Objective - Scan the data below and pick out the lines containing the word "color".

Figure content listings
============

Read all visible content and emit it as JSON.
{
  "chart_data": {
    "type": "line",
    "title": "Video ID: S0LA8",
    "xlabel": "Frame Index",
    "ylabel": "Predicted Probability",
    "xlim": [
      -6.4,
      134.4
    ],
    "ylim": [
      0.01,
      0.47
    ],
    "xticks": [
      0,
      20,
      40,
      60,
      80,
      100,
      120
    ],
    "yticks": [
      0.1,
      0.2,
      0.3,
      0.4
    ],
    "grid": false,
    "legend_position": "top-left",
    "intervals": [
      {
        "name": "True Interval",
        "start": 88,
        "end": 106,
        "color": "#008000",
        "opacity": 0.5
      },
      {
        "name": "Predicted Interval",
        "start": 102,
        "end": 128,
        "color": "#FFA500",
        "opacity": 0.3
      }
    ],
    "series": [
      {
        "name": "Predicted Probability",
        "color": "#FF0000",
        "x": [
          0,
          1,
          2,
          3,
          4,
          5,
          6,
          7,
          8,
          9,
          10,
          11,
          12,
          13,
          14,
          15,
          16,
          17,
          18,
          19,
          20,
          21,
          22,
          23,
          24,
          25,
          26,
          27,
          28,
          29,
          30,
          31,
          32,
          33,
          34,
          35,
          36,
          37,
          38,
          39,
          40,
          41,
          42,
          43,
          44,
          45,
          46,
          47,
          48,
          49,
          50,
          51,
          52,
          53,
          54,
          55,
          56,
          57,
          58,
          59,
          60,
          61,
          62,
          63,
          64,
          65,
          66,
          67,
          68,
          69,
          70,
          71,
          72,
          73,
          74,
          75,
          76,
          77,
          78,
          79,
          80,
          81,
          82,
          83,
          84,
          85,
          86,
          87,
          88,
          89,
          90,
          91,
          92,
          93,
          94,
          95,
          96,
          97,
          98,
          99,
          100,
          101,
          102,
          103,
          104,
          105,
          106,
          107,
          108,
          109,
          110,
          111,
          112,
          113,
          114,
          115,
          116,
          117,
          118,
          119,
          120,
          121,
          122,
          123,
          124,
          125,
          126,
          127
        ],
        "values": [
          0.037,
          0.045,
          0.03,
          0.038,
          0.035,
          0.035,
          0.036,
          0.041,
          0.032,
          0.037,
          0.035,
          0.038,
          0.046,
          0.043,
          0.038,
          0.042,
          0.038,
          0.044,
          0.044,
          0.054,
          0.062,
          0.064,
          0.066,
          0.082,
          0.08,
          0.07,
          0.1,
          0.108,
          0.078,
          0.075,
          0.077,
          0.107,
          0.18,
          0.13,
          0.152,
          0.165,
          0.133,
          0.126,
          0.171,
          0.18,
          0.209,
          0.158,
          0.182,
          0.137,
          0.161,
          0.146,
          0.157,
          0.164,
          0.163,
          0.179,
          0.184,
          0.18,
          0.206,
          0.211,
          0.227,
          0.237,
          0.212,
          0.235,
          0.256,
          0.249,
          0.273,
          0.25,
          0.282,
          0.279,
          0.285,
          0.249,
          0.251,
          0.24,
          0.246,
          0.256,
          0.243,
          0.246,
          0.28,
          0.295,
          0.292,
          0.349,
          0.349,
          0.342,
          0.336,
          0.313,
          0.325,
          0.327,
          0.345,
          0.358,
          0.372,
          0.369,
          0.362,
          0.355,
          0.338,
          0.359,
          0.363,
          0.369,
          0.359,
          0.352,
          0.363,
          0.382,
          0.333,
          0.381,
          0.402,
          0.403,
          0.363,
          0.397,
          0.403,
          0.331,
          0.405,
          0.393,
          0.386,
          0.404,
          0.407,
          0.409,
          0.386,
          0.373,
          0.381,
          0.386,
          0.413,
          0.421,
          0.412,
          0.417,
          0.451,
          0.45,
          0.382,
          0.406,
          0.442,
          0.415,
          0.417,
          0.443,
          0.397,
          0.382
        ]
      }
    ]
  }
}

============

Full answer -
        "color": "#008000",
        "color": "#FFA500",
        "color": "#FF0000",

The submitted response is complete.